What you have to do ->
Search the records for "chooseyourdomain". Copy every line where it appears.

Stored data:
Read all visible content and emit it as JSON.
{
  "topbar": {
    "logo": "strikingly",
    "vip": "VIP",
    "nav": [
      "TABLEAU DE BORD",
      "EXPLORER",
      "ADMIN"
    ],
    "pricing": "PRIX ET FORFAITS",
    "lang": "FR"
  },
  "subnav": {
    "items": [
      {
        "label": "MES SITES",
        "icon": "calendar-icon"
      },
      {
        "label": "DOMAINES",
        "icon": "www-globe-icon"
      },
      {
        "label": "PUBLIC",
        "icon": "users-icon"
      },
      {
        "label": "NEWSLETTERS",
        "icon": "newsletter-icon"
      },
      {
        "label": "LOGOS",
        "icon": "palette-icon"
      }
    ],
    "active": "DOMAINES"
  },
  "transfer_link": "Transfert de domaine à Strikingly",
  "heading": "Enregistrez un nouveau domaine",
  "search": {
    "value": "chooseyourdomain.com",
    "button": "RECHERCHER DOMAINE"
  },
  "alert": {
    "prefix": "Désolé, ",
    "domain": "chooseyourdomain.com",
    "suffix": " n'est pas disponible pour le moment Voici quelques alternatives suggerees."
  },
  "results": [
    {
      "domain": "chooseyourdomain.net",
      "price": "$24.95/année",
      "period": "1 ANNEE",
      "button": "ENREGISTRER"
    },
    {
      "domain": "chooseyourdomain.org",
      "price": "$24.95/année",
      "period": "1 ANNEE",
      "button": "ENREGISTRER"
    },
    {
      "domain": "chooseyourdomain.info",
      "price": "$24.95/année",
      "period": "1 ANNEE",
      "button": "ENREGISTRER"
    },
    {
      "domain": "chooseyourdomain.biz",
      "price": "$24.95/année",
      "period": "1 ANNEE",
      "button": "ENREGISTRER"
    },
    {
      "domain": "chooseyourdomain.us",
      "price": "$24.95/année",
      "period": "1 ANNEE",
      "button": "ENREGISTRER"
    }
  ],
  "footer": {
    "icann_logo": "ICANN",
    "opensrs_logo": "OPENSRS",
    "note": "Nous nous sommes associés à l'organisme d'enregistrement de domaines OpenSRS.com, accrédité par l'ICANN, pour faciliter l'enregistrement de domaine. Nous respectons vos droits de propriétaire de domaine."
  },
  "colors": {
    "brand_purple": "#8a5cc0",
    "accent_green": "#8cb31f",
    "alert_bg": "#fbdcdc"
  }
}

Exercise result ->
    "value": "chooseyourdomain.com",
    "domain": "chooseyourdomain.com",
      "domain": "chooseyourdomain.net",
      "domain": "chooseyourdomain.org",
      "domain": "chooseyourdomain.info",
      "domain": "chooseyourdomain.biz",
      "domain": "chooseyourdomain.us",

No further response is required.